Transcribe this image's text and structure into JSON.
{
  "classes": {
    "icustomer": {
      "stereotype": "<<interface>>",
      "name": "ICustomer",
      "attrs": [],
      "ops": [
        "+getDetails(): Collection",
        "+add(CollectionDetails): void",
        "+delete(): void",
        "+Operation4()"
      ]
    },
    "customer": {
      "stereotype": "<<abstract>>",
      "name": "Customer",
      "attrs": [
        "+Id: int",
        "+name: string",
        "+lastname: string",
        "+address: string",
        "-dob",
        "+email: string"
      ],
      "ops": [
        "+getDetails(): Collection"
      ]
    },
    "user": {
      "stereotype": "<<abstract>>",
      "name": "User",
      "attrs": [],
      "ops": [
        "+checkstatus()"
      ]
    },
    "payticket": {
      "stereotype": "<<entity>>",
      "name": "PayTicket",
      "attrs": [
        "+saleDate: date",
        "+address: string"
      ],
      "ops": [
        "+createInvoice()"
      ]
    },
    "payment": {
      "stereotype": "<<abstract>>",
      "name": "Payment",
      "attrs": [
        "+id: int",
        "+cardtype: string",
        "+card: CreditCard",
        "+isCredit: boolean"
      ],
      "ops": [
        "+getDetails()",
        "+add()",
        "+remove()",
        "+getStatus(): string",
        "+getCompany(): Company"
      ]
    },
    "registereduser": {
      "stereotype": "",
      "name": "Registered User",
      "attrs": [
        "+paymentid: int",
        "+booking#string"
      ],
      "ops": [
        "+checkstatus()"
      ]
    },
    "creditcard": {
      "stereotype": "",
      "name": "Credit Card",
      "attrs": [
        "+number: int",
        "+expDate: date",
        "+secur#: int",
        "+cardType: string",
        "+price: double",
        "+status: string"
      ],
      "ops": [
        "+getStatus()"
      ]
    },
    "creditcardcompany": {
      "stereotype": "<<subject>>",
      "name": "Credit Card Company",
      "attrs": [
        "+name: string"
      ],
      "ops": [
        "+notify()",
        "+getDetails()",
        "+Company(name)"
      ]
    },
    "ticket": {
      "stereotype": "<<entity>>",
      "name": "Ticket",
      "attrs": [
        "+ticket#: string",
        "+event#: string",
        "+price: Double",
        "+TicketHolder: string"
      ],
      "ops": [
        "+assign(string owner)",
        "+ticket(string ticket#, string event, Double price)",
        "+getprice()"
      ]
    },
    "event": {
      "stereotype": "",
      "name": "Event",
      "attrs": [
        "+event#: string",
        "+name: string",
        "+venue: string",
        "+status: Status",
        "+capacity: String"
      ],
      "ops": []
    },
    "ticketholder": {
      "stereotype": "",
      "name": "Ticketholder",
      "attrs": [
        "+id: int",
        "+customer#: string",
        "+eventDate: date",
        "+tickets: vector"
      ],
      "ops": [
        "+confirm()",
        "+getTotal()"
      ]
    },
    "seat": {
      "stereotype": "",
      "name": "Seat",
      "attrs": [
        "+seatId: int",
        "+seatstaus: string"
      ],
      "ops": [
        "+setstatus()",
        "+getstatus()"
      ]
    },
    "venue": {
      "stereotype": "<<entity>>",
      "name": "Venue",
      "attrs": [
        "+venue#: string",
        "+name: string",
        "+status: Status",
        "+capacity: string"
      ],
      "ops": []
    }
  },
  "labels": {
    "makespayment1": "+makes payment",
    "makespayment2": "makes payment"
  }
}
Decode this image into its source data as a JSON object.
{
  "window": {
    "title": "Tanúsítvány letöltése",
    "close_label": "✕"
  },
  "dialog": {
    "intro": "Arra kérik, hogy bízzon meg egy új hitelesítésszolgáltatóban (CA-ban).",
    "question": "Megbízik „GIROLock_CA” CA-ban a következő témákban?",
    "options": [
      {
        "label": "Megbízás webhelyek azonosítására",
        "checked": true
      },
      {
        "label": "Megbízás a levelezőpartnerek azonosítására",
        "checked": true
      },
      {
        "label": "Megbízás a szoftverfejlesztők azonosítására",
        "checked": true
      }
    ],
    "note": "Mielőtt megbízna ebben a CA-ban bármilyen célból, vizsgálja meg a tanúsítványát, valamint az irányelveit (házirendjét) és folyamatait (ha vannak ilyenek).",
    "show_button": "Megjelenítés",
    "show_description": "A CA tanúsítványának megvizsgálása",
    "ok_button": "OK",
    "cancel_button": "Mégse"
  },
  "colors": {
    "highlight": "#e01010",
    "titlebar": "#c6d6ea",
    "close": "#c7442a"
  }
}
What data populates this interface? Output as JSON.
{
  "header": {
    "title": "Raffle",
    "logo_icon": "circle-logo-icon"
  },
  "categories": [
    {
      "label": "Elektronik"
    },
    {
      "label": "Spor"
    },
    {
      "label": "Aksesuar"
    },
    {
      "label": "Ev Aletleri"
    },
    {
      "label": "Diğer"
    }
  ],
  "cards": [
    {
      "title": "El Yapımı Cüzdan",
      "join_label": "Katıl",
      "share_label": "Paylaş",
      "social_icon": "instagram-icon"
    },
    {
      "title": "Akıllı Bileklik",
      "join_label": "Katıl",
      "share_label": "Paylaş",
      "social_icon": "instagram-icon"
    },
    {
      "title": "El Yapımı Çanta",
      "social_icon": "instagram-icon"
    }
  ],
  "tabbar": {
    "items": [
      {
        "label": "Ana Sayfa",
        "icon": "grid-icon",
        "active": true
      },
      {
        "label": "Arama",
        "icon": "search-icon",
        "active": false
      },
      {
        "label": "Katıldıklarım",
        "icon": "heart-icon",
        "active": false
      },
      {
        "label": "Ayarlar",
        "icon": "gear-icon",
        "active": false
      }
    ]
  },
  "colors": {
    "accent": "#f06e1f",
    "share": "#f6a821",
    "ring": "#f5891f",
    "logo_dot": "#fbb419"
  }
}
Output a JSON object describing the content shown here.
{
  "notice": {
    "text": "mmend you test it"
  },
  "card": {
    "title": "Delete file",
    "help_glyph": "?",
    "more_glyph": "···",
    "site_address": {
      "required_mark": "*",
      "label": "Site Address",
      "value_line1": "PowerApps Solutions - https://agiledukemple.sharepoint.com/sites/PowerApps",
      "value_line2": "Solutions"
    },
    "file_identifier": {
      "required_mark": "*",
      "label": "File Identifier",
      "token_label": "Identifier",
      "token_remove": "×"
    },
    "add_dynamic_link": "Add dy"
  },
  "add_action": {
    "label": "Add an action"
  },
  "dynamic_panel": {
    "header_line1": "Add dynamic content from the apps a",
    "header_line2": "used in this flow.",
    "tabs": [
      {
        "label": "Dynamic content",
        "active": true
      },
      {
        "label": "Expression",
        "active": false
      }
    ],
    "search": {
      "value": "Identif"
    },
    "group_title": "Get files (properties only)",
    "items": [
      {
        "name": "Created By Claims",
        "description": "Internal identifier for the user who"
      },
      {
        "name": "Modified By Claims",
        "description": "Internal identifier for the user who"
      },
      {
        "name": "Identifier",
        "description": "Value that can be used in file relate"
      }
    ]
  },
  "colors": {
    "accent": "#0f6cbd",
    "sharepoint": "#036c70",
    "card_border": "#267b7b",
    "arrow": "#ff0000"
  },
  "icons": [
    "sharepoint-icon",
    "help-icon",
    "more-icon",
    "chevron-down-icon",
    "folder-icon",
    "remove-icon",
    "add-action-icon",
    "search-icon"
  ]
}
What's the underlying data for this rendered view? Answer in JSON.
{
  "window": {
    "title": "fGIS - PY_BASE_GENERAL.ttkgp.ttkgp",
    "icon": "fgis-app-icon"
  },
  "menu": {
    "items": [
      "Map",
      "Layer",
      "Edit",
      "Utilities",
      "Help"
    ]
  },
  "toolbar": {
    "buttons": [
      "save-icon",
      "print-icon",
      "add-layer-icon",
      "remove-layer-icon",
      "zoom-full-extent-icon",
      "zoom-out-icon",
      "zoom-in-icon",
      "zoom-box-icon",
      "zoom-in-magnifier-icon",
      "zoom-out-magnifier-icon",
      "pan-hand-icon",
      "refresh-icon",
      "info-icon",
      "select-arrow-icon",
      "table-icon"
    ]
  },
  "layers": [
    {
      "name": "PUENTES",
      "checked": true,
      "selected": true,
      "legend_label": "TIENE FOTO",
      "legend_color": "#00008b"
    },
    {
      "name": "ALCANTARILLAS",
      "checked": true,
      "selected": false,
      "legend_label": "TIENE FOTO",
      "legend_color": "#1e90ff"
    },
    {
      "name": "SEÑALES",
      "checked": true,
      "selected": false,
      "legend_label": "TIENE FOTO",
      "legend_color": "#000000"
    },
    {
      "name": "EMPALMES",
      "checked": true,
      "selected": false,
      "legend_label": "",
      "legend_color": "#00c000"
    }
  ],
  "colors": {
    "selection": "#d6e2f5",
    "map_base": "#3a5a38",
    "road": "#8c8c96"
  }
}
+===+
--- Given task ---
List every line from the entries above in which "zoom" appears.

--- Correct answer ---
      "zoom-full-extent-icon",
      "zoom-out-icon",
      "zoom-in-icon",
      "zoom-box-icon",
      "zoom-in-magnifier-icon",
      "zoom-out-magnifier-icon",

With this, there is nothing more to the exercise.